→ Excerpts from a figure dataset
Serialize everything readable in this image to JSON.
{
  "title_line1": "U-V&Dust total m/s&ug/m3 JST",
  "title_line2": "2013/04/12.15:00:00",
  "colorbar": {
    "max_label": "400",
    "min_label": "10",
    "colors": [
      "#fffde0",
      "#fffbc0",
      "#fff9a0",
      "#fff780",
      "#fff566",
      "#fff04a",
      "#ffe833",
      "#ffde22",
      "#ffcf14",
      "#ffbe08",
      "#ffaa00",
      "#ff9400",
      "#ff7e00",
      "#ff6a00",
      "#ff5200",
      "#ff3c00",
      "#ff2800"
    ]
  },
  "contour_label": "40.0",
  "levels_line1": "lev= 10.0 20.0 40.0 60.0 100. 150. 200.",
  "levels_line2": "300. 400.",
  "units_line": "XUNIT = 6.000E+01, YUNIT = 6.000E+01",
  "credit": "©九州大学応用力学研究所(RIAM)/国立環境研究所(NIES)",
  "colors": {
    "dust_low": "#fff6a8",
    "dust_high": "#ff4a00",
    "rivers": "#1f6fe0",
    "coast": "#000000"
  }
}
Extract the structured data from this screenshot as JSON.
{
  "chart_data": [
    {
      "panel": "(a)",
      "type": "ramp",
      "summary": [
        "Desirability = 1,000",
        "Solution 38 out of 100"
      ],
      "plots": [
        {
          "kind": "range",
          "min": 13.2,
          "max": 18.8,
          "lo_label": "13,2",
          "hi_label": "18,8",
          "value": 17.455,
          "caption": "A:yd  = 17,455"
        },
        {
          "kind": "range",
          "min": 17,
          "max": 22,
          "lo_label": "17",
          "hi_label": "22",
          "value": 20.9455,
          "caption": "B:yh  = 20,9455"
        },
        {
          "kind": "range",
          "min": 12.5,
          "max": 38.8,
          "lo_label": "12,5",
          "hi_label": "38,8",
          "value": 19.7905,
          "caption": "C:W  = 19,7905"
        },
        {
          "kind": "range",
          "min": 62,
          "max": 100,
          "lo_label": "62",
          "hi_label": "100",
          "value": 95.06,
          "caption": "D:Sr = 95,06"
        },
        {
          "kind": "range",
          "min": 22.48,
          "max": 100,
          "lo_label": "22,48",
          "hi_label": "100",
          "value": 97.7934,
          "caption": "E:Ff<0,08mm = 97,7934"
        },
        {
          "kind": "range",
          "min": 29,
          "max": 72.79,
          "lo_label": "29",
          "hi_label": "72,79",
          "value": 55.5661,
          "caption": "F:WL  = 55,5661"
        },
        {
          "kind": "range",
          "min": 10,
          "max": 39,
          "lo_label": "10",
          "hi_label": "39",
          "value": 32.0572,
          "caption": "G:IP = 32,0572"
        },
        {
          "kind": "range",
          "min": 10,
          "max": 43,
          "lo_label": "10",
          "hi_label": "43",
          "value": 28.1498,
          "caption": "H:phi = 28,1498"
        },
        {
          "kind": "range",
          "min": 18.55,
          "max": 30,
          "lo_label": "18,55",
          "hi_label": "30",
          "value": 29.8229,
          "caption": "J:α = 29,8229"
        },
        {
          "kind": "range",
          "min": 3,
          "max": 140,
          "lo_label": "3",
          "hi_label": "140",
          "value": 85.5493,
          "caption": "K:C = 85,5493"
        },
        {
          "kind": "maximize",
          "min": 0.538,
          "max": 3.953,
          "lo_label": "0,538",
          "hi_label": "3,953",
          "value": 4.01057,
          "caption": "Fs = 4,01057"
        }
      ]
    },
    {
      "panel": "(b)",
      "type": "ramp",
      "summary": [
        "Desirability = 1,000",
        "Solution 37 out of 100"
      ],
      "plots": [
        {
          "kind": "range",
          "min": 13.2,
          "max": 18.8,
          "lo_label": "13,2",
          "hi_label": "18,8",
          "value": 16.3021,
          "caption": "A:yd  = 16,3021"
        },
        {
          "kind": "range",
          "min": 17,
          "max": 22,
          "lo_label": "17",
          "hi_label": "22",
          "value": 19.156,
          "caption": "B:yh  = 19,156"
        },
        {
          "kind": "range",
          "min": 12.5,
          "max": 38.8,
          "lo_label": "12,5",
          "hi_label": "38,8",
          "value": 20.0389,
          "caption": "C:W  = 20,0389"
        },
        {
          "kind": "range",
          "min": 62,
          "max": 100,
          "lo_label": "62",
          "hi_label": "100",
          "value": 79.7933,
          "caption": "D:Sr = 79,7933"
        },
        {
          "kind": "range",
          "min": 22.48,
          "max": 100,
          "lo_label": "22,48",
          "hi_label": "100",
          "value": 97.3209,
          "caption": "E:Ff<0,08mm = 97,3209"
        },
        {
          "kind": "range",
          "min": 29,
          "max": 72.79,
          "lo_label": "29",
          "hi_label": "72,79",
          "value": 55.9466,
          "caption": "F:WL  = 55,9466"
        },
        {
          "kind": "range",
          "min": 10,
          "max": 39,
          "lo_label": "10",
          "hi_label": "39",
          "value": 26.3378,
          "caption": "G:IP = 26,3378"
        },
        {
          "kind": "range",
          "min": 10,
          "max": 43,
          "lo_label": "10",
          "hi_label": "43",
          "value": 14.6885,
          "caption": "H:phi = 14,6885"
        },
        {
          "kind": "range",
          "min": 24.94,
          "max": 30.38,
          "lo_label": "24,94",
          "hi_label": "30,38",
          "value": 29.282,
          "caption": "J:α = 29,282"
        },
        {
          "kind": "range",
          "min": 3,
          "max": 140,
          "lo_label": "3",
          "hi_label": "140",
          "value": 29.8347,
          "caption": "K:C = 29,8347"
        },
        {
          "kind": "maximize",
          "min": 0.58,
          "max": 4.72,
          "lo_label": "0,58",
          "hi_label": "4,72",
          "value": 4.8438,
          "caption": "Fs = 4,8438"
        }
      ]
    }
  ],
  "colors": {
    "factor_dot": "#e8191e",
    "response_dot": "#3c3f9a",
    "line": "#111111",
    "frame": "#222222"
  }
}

→ WORK REQUIRED
Set down the entries verbatim, leaving none out.

→ RESULT FOR THIS TASK
Serialize everything readable in this image to JSON.
{
  "title_line1": "U-V&Dust total m/s&ug/m3 JST",
  "title_line2": "2013/04/12.15:00:00",
  "colorbar": {
    "max_label": "400",
    "min_label": "10",
    "colors": [
      "#fffde0",
      "#fffbc0",
      "#fff9a0",
      "#fff780",
      "#fff566",
      "#fff04a",
      "#ffe833",
      "#ffde22",
      "#ffcf14",
      "#ffbe08",
      "#ffaa00",
      "#ff9400",
      "#ff7e00",
      "#ff6a00",
      "#ff5200",
      "#ff3c00",
      "#ff2800"
    ]
  },
  "contour_label": "40.0",
  "levels_line1": "lev= 10.0 20.0 40.0 60.0 100. 150. 200.",
  "levels_line2": "300. 400.",
  "units_line": "XUNIT = 6.000E+01, YUNIT = 6.000E+01",
  "credit": "©九州大学応用力学研究所(RIAM)/国立環境研究所(NIES)",
  "colors": {
    "dust_low": "#fff6a8",
    "dust_high": "#ff4a00",
    "rivers": "#1f6fe0",
    "coast": "#000000"
  }
}
Extract the structured data from this screenshot as JSON.
{
  "chart_data": [
    {
      "panel": "(a)",
      "type": "ramp",
      "summary": [
        "Desirability = 1,000",
        "Solution 38 out of 100"
      ],
      "plots": [
        {
          "kind": "range",
          "min": 13.2,
          "max": 18.8,
          "lo_label": "13,2",
          "hi_label": "18,8",
          "value": 17.455,
          "caption": "A:yd  = 17,455"
        },
        {
          "kind": "range",
          "min": 17,
          "max": 22,
          "lo_label": "17",
          "hi_label": "22",
          "value": 20.9455,
          "caption": "B:yh  = 20,9455"
        },
        {
          "kind": "range",
          "min": 12.5,
          "max": 38.8,
          "lo_label": "12,5",
          "hi_label": "38,8",
          "value": 19.7905,
          "caption": "C:W  = 19,7905"
        },
        {
          "kind": "range",
          "min": 62,
          "max": 100,
          "lo_label": "62",
          "hi_label": "100",
          "value": 95.06,
          "caption": "D:Sr = 95,06"
        },
        {
          "kind": "range",
          "min": 22.48,
          "max": 100,
          "lo_label": "22,48",
          "hi_label": "100",
          "value": 97.7934,
          "caption": "E:Ff<0,08mm = 97,7934"
        },
        {
          "kind": "range",
          "min": 29,
          "max": 72.79,
          "lo_label": "29",
          "hi_label": "72,79",
          "value": 55.5661,
          "caption": "F:WL  = 55,5661"
        },
        {
          "kind": "range",
          "min": 10,
          "max": 39,
          "lo_label": "10",
          "hi_label": "39",
          "value": 32.0572,
          "caption": "G:IP = 32,0572"
        },
        {
          "kind": "range",
          "min": 10,
          "max": 43,
          "lo_label": "10",
          "hi_label": "43",
          "value": 28.1498,
          "caption": "H:phi = 28,1498"
        },
        {
          "kind": "range",
          "min": 18.55,
          "max": 30,
          "lo_label": "18,55",
          "hi_label": "30",
          "value": 29.8229,
          "caption": "J:α = 29,8229"
        },
        {
          "kind": "range",
          "min": 3,
          "max": 140,
          "lo_label": "3",
          "hi_label": "140",
          "value": 85.5493,
          "caption": "K:C = 85,5493"
        },
        {
          "kind": "maximize",
          "min": 0.538,
          "max": 3.953,
          "lo_label": "0,538",
          "hi_label": "3,953",
          "value": 4.01057,
          "caption": "Fs = 4,01057"
        }
      ]
    },
    {
      "panel": "(b)",
      "type": "ramp",
      "summary": [
        "Desirability = 1,000",
        "Solution 37 out of 100"
      ],
      "plots": [
        {
          "kind": "range",
          "min": 13.2,
          "max": 18.8,
          "lo_label": "13,2",
          "hi_label": "18,8",
          "value": 16.3021,
          "caption": "A:yd  = 16,3021"
        },
        {
          "kind": "range",
          "min": 17,
          "max": 22,
          "lo_label": "17",
          "hi_label": "22",
          "value": 19.156,
          "caption": "B:yh  = 19,156"
        },
        {
          "kind": "range",
          "min": 12.5,
          "max": 38.8,
          "lo_label": "12,5",
          "hi_label": "38,8",
          "value": 20.0389,
          "caption": "C:W  = 20,0389"
        },
        {
          "kind": "range",
          "min": 62,
          "max": 100,
          "lo_label": "62",
          "hi_label": "100",
          "value": 79.7933,
          "caption": "D:Sr = 79,7933"
        },
        {
          "kind": "range",
          "min": 22.48,
          "max": 100,
          "lo_label": "22,48",
          "hi_label": "100",
          "value": 97.3209,
          "caption": "E:Ff<0,08mm = 97,3209"
        },
        {
          "kind": "range",
          "min": 29,
          "max": 72.79,
          "lo_label": "29",
          "hi_label": "72,79",
          "value": 55.9466,
          "caption": "F:WL  = 55,9466"
        },
        {
          "kind": "range",
          "min": 10,
          "max": 39,
          "lo_label": "10",
          "hi_label": "39",
          "value": 26.3378,
          "caption": "G:IP = 26,3378"
        },
        {
          "kind": "range",
          "min": 10,
          "max": 43,
          "lo_label": "10",
          "hi_label": "43",
          "value": 14.6885,
          "caption": "H:phi = 14,6885"
        },
        {
          "kind": "range",
          "min": 24.94,
          "max": 30.38,
          "lo_label": "24,94",
          "hi_label": "30,38",
          "value": 29.282,
          "caption": "J:α = 29,282"
        },
        {
          "kind": "range",
          "min": 3,
          "max": 140,
          "lo_label": "3",
          "hi_label": "140",
          "value": 29.8347,
          "caption": "K:C = 29,8347"
        },
        {
          "kind": "maximize",
          "min": 0.58,
          "max": 4.72,
          "lo_label": "0,58",
          "hi_label": "4,72",
          "value": 4.8438,
          "caption": "Fs = 4,8438"
        }
      ]
    }
  ],
  "colors": {
    "factor_dot": "#e8191e",
    "response_dot": "#3c3f9a",
    "line": "#111111",
    "frame": "#222222"
  }
}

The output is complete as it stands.